> WHAT YOU ARE ASKED TO DO: Gather each line of the entries below that includes "field".

-- BEGIN --

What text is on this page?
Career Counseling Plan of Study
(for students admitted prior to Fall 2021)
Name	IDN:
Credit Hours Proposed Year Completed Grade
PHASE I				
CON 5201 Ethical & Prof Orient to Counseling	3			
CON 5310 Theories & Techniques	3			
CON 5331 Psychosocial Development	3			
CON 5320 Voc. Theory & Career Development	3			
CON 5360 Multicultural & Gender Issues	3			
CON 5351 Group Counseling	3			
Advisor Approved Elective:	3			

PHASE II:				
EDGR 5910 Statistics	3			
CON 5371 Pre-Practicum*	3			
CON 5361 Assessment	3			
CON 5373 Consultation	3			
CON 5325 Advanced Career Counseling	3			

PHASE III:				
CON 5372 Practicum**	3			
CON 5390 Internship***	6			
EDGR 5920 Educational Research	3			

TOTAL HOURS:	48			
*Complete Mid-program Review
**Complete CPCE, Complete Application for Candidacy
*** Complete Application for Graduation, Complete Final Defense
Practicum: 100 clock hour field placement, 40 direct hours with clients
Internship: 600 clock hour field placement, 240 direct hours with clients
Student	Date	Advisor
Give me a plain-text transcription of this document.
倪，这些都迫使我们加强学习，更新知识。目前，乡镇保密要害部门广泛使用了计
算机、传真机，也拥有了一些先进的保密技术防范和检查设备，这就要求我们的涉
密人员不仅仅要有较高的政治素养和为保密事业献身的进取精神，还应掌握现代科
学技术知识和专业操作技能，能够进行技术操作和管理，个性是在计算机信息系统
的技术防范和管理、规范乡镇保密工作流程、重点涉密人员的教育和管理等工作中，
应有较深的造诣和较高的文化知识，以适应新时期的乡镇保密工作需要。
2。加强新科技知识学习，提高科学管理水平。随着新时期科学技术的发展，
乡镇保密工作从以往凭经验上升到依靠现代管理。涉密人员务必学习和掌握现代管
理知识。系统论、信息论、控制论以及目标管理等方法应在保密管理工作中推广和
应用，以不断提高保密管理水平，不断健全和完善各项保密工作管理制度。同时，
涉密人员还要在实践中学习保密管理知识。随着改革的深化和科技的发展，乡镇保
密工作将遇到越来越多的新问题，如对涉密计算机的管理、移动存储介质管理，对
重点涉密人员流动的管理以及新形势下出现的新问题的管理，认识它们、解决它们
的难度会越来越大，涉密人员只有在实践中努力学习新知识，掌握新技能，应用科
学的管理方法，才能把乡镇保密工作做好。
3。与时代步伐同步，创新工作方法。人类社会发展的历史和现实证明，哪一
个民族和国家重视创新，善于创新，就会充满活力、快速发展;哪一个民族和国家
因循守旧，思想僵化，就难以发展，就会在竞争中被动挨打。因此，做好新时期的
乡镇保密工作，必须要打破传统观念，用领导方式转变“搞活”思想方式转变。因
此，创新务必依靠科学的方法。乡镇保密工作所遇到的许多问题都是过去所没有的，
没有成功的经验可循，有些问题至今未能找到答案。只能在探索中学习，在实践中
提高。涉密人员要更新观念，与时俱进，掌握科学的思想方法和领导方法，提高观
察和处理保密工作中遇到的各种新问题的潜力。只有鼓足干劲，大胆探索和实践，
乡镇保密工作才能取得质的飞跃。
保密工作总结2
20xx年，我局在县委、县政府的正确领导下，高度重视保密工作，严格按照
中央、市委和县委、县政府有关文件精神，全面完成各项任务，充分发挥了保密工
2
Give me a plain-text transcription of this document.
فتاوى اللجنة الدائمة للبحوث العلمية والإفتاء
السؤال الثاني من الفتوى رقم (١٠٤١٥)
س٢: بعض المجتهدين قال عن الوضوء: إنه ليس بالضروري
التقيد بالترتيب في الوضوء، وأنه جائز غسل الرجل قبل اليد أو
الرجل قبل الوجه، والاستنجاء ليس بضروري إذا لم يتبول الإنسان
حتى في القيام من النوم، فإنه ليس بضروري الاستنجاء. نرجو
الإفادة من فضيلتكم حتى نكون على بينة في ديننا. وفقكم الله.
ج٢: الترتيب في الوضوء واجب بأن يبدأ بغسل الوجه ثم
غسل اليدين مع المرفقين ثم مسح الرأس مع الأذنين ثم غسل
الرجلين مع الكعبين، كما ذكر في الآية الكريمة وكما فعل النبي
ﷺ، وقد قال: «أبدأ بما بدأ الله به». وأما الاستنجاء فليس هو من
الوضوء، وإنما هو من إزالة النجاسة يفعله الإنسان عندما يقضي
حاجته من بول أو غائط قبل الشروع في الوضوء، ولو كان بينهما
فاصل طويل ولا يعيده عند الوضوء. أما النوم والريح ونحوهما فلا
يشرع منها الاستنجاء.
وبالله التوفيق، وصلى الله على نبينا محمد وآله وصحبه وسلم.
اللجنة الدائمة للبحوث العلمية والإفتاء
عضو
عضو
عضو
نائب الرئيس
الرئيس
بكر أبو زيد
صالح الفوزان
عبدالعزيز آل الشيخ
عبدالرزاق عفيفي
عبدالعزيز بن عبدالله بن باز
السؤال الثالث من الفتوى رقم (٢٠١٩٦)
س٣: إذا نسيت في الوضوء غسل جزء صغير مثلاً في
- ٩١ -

-- END --

> CORRECT RESPONSE:
Practicum: 100 clock hour field placement, 40 direct hours with clients
Internship: 600 clock hour field placement, 240 direct hours with clients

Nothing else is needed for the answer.